Directions for this task
Can you update the items below by replacing every "Miehet" with "Men", and give them back with nothing else changed?

--- Start of Supplied records ---

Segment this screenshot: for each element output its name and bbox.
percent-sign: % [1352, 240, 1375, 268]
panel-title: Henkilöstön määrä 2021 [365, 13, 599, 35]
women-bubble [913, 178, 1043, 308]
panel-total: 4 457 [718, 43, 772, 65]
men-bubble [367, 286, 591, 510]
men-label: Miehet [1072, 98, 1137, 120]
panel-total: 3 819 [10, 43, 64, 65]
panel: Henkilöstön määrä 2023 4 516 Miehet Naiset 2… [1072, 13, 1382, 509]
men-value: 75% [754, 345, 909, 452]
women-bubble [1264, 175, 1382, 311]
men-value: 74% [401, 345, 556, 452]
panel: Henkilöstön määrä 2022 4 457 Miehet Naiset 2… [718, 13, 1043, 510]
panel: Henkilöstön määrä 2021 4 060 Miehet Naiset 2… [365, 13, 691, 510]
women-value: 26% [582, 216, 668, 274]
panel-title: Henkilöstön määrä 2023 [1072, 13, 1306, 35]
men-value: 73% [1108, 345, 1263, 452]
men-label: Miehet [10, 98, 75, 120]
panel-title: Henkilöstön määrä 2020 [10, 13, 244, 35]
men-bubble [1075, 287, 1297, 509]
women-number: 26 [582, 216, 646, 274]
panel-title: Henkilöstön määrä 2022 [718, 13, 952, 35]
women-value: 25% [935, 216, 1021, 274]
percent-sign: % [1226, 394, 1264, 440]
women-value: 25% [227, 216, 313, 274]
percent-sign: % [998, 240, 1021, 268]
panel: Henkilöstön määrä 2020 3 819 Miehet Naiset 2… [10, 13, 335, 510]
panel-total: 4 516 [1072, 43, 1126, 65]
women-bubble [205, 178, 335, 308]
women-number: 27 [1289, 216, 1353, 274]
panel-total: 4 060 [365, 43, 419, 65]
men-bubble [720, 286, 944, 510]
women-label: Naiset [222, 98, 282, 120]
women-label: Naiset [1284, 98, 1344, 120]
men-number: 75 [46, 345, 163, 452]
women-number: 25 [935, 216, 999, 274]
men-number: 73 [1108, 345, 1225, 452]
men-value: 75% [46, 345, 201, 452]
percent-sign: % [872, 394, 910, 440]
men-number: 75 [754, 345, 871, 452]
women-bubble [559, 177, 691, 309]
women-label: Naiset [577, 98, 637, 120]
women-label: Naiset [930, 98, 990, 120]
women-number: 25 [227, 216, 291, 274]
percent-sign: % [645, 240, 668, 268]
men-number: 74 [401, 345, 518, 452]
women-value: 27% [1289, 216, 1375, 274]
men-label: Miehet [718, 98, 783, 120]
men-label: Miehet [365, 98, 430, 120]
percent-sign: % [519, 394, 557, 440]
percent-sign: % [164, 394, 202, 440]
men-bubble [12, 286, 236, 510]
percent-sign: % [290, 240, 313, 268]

--- End of Supplied records ---

Answer for the task
Segment this screenshot: for each element output its name and bbox.
percent-sign: % [1352, 240, 1375, 268]
panel-title: Henkilöstön määrä 2021 [365, 13, 599, 35]
women-bubble [913, 178, 1043, 308]
panel-total: 4 457 [718, 43, 772, 65]
men-bubble [367, 286, 591, 510]
men-label: Men [1072, 98, 1137, 120]
panel-total: 3 819 [10, 43, 64, 65]
panel: Henkilöstön määrä 2023 4 516 Men Naiset 2… [1072, 13, 1382, 509]
men-value: 75% [754, 345, 909, 452]
women-bubble [1264, 175, 1382, 311]
men-value: 74% [401, 345, 556, 452]
panel: Henkilöstön määrä 2022 4 457 Men Naiset 2… [718, 13, 1043, 510]
panel: Henkilöstön määrä 2021 4 060 Men Naiset 2… [365, 13, 691, 510]
women-value: 26% [582, 216, 668, 274]
panel-title: Henkilöstön määrä 2023 [1072, 13, 1306, 35]
men-value: 73% [1108, 345, 1263, 452]
men-label: Men [10, 98, 75, 120]
panel-title: Henkilöstön määrä 2020 [10, 13, 244, 35]
men-bubble [1075, 287, 1297, 509]
women-number: 26 [582, 216, 646, 274]
panel-title: Henkilöstön määrä 2022 [718, 13, 952, 35]
women-value: 25% [935, 216, 1021, 274]
percent-sign: % [1226, 394, 1264, 440]
women-value: 25% [227, 216, 313, 274]
percent-sign: % [998, 240, 1021, 268]
panel: Henkilöstön määrä 2020 3 819 Men Naiset 2… [10, 13, 335, 510]
panel-total: 4 516 [1072, 43, 1126, 65]
women-bubble [205, 178, 335, 308]
women-number: 27 [1289, 216, 1353, 274]
panel-total: 4 060 [365, 43, 419, 65]
men-bubble [720, 286, 944, 510]
women-label: Naiset [222, 98, 282, 120]
women-label: Naiset [1284, 98, 1344, 120]
men-number: 75 [46, 345, 163, 452]
women-number: 25 [935, 216, 999, 274]
men-number: 73 [1108, 345, 1225, 452]
men-value: 75% [46, 345, 201, 452]
percent-sign: % [872, 394, 910, 440]
men-number: 75 [754, 345, 871, 452]
women-bubble [559, 177, 691, 309]
women-label: Naiset [577, 98, 637, 120]
women-label: Naiset [930, 98, 990, 120]
women-number: 25 [227, 216, 291, 274]
percent-sign: % [645, 240, 668, 268]
men-number: 74 [401, 345, 518, 452]
women-value: 27% [1289, 216, 1375, 274]
men-label: Men [718, 98, 783, 120]
men-label: Men [365, 98, 430, 120]
percent-sign: % [519, 394, 557, 440]
percent-sign: % [164, 394, 202, 440]
men-bubble [12, 286, 236, 510]
percent-sign: % [290, 240, 313, 268]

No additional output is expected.